__Requirements__
Output the data that follows exactly, line for line.

__Record excerpts__
################

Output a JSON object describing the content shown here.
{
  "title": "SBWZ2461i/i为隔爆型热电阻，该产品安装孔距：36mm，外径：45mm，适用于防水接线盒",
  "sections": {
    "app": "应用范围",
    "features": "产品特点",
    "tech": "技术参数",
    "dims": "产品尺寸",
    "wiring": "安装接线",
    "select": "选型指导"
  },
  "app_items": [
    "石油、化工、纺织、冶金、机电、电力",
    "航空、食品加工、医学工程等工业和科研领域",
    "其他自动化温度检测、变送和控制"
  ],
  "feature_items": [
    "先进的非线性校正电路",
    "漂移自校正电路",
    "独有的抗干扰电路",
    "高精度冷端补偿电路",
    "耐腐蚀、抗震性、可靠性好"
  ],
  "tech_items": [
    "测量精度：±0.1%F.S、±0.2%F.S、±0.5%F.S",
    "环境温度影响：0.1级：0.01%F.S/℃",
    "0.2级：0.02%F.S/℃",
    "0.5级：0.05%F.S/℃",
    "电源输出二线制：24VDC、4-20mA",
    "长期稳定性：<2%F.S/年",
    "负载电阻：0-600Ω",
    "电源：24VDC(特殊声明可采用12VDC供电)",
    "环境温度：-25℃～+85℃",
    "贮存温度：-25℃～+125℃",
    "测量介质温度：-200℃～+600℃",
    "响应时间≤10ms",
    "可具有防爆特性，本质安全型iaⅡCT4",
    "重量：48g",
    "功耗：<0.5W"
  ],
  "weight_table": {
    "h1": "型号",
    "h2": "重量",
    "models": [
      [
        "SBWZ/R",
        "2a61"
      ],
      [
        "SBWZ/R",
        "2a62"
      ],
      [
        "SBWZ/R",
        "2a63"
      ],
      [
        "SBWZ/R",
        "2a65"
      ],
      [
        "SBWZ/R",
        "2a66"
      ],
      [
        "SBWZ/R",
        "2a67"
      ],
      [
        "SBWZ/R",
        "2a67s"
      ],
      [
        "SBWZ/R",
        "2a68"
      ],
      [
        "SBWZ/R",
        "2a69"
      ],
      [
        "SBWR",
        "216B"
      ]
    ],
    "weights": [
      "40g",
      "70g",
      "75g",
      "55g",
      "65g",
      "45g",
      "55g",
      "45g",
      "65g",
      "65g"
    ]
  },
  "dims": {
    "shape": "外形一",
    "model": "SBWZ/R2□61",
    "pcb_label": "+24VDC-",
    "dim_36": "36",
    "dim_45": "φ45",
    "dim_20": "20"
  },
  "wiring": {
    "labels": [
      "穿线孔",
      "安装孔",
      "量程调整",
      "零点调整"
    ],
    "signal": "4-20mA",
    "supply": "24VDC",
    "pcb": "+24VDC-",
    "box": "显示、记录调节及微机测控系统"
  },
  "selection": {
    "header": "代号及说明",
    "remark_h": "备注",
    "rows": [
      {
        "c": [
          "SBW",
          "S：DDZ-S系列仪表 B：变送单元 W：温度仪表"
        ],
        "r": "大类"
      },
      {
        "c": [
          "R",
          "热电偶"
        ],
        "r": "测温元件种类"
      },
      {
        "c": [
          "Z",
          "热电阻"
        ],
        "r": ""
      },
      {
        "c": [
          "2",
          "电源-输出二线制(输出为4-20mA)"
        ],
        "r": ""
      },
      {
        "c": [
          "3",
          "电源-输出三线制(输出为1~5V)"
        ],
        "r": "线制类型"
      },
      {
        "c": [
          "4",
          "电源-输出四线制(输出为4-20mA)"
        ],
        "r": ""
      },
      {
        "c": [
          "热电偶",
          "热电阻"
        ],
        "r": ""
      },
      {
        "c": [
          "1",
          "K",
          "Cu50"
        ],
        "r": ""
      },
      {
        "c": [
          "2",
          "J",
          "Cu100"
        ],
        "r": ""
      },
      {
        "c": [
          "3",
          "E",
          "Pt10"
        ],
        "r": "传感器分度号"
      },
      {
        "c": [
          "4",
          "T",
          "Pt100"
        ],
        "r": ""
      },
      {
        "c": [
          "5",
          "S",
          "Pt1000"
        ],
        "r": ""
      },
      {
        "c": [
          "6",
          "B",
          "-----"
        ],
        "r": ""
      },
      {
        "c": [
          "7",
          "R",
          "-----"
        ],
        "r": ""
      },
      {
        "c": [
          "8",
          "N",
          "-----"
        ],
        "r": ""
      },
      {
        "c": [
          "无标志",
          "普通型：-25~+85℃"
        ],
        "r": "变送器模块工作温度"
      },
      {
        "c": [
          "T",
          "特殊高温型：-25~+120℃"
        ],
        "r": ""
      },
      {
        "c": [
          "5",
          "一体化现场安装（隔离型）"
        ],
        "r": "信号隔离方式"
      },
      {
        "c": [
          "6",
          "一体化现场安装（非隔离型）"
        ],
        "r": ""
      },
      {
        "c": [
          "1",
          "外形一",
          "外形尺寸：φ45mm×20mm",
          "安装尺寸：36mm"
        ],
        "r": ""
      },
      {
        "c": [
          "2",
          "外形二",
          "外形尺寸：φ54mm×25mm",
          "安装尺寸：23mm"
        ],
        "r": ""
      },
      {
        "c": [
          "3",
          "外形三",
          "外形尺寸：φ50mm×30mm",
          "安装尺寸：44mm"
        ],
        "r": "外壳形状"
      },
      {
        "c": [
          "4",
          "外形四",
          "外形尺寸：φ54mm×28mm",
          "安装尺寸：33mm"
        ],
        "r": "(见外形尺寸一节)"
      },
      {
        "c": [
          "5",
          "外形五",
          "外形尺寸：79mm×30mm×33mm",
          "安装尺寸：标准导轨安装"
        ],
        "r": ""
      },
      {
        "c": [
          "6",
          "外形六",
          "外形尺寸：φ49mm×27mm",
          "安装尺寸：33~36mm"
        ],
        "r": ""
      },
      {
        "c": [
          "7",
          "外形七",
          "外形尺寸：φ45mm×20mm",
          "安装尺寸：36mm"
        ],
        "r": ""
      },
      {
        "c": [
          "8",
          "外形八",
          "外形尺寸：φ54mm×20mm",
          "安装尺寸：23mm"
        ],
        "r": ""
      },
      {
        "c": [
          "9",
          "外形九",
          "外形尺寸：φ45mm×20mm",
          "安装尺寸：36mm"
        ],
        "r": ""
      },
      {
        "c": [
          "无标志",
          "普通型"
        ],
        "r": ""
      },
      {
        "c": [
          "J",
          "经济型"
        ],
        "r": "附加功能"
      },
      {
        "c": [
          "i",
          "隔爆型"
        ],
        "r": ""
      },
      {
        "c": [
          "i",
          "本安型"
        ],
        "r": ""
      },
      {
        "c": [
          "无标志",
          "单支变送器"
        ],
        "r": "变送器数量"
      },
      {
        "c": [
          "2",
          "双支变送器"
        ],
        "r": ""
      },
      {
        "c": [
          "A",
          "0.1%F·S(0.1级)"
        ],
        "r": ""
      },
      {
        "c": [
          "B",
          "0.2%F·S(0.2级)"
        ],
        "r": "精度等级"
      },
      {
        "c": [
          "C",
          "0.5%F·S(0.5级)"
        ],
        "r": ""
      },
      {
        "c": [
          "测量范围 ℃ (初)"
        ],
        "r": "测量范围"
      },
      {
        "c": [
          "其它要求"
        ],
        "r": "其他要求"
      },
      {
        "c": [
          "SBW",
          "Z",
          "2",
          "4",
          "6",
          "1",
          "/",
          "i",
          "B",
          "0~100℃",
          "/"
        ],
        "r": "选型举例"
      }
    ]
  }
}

################

__Exercise response__
Output a JSON object describing the content shown here.
{
  "title": "SBWZ2461i/i为隔爆型热电阻，该产品安装孔距：36mm，外径：45mm，适用于防水接线盒",
  "sections": {
    "app": "应用范围",
    "features": "产品特点",
    "tech": "技术参数",
    "dims": "产品尺寸",
    "wiring": "安装接线",
    "select": "选型指导"
  },
  "app_items": [
    "石油、化工、纺织、冶金、机电、电力",
    "航空、食品加工、医学工程等工业和科研领域",
    "其他自动化温度检测、变送和控制"
  ],
  "feature_items": [
    "先进的非线性校正电路",
    "漂移自校正电路",
    "独有的抗干扰电路",
    "高精度冷端补偿电路",
    "耐腐蚀、抗震性、可靠性好"
  ],
  "tech_items": [
    "测量精度：±0.1%F.S、±0.2%F.S、±0.5%F.S",
    "环境温度影响：0.1级：0.01%F.S/℃",
    "0.2级：0.02%F.S/℃",
    "0.5级：0.05%F.S/℃",
    "电源输出二线制：24VDC、4-20mA",
    "长期稳定性：<2%F.S/年",
    "负载电阻：0-600Ω",
    "电源：24VDC(特殊声明可采用12VDC供电)",
    "环境温度：-25℃～+85℃",
    "贮存温度：-25℃～+125℃",
    "测量介质温度：-200℃～+600℃",
    "响应时间≤10ms",
    "可具有防爆特性，本质安全型iaⅡCT4",
    "重量：48g",
    "功耗：<0.5W"
  ],
  "weight_table": {
    "h1": "型号",
    "h2": "重量",
    "models": [
      [
        "SBWZ/R",
        "2a61"
      ],
      [
        "SBWZ/R",
        "2a62"
      ],
      [
        "SBWZ/R",
        "2a63"
      ],
      [
        "SBWZ/R",
        "2a65"
      ],
      [
        "SBWZ/R",
        "2a66"
      ],
      [
        "SBWZ/R",
        "2a67"
      ],
      [
        "SBWZ/R",
        "2a67s"
      ],
      [
        "SBWZ/R",
        "2a68"
      ],
      [
        "SBWZ/R",
        "2a69"
      ],
      [
        "SBWR",
        "216B"
      ]
    ],
    "weights": [
      "40g",
      "70g",
      "75g",
      "55g",
      "65g",
      "45g",
      "55g",
      "45g",
      "65g",
      "65g"
    ]
  },
  "dims": {
    "shape": "外形一",
    "model": "SBWZ/R2□61",
    "pcb_label": "+24VDC-",
    "dim_36": "36",
    "dim_45": "φ45",
    "dim_20": "20"
  },
  "wiring": {
    "labels": [
      "穿线孔",
      "安装孔",
      "量程调整",
      "零点调整"
    ],
    "signal": "4-20mA",
    "supply": "24VDC",
    "pcb": "+24VDC-",
    "box": "显示、记录调节及微机测控系统"
  },
  "selection": {
    "header": "代号及说明",
    "remark_h": "备注",
    "rows": [
      {
        "c": [
          "SBW",
          "S：DDZ-S系列仪表 B：变送单元 W：温度仪表"
        ],
        "r": "大类"
      },
      {
        "c": [
          "R",
          "热电偶"
        ],
        "r": "测温元件种类"
      },
      {
        "c": [
          "Z",
          "热电阻"
        ],
        "r": ""
      },
      {
        "c": [
          "2",
          "电源-输出二线制(输出为4-20mA)"
        ],
        "r": ""
      },
      {
        "c": [
          "3",
          "电源-输出三线制(输出为1~5V)"
        ],
        "r": "线制类型"
      },
      {
        "c": [
          "4",
          "电源-输出四线制(输出为4-20mA)"
        ],
        "r": ""
      },
      {
        "c": [
          "热电偶",
          "热电阻"
        ],
        "r": ""
      },
      {
        "c": [
          "1",
          "K",
          "Cu50"
        ],
        "r": ""
      },
      {
        "c": [
          "2",
          "J",
          "Cu100"
        ],
        "r": ""
      },
      {
        "c": [
          "3",
          "E",
          "Pt10"
        ],
        "r": "传感器分度号"
      },
      {
        "c": [
          "4",
          "T",
          "Pt100"
        ],
        "r": ""
      },
      {
        "c": [
          "5",
          "S",
          "Pt1000"
        ],
        "r": ""
      },
      {
        "c": [
          "6",
          "B",
          "-----"
        ],
        "r": ""
      },
      {
        "c": [
          "7",
          "R",
          "-----"
        ],
        "r": ""
      },
      {
        "c": [
          "8",
          "N",
          "-----"
        ],
        "r": ""
      },
      {
        "c": [
          "无标志",
          "普通型：-25~+85℃"
        ],
        "r": "变送器模块工作温度"
      },
      {
        "c": [
          "T",
          "特殊高温型：-25~+120℃"
        ],
        "r": ""
      },
      {
        "c": [
          "5",
          "一体化现场安装（隔离型）"
        ],
        "r": "信号隔离方式"
      },
      {
        "c": [
          "6",
          "一体化现场安装（非隔离型）"
        ],
        "r": ""
      },
      {
        "c": [
          "1",
          "外形一",
          "外形尺寸：φ45mm×20mm",
          "安装尺寸：36mm"
        ],
        "r": ""
      },
      {
        "c": [
          "2",
          "外形二",
          "外形尺寸：φ54mm×25mm",
          "安装尺寸：23mm"
        ],
        "r": ""
      },
      {
        "c": [
          "3",
          "外形三",
          "外形尺寸：φ50mm×30mm",
          "安装尺寸：44mm"
        ],
        "r": "外壳形状"
      },
      {
        "c": [
          "4",
          "外形四",
          "外形尺寸：φ54mm×28mm",
          "安装尺寸：33mm"
        ],
        "r": "(见外形尺寸一节)"
      },
      {
        "c": [
          "5",
          "外形五",
          "外形尺寸：79mm×30mm×33mm",
          "安装尺寸：标准导轨安装"
        ],
        "r": ""
      },
      {
        "c": [
          "6",
          "外形六",
          "外形尺寸：φ49mm×27mm",
          "安装尺寸：33~36mm"
        ],
        "r": ""
      },
      {
        "c": [
          "7",
          "外形七",
          "外形尺寸：φ45mm×20mm",
          "安装尺寸：36mm"
        ],
        "r": ""
      },
      {
        "c": [
          "8",
          "外形八",
          "外形尺寸：φ54mm×20mm",
          "安装尺寸：23mm"
        ],
        "r": ""
      },
      {
        "c": [
          "9",
          "外形九",
          "外形尺寸：φ45mm×20mm",
          "安装尺寸：36mm"
        ],
        "r": ""
      },
      {
        "c": [
          "无标志",
          "普通型"
        ],
        "r": ""
      },
      {
        "c": [
          "J",
          "经济型"
        ],
        "r": "附加功能"
      },
      {
        "c": [
          "i",
          "隔爆型"
        ],
        "r": ""
      },
      {
        "c": [
          "i",
          "本安型"
        ],
        "r": ""
      },
      {
        "c": [
          "无标志",
          "单支变送器"
        ],
        "r": "变送器数量"
      },
      {
        "c": [
          "2",
          "双支变送器"
        ],
        "r": ""
      },
      {
        "c": [
          "A",
          "0.1%F·S(0.1级)"
        ],
        "r": ""
      },
      {
        "c": [
          "B",
          "0.2%F·S(0.2级)"
        ],
        "r": "精度等级"
      },
      {
        "c": [
          "C",
          "0.5%F·S(0.5级)"
        ],
        "r": ""
      },
      {
        "c": [
          "测量范围 ℃ (初)"
        ],
        "r": "测量范围"
      },
      {
        "c": [
          "其它要求"
        ],
        "r": "其他要求"
      },
      {
        "c": [
          "SBW",
          "Z",
          "2",
          "4",
          "6",
          "1",
          "/",
          "i",
          "B",
          "0~100℃",
          "/"
        ],
        "r": "选型举例"
      }
    ]
  }
}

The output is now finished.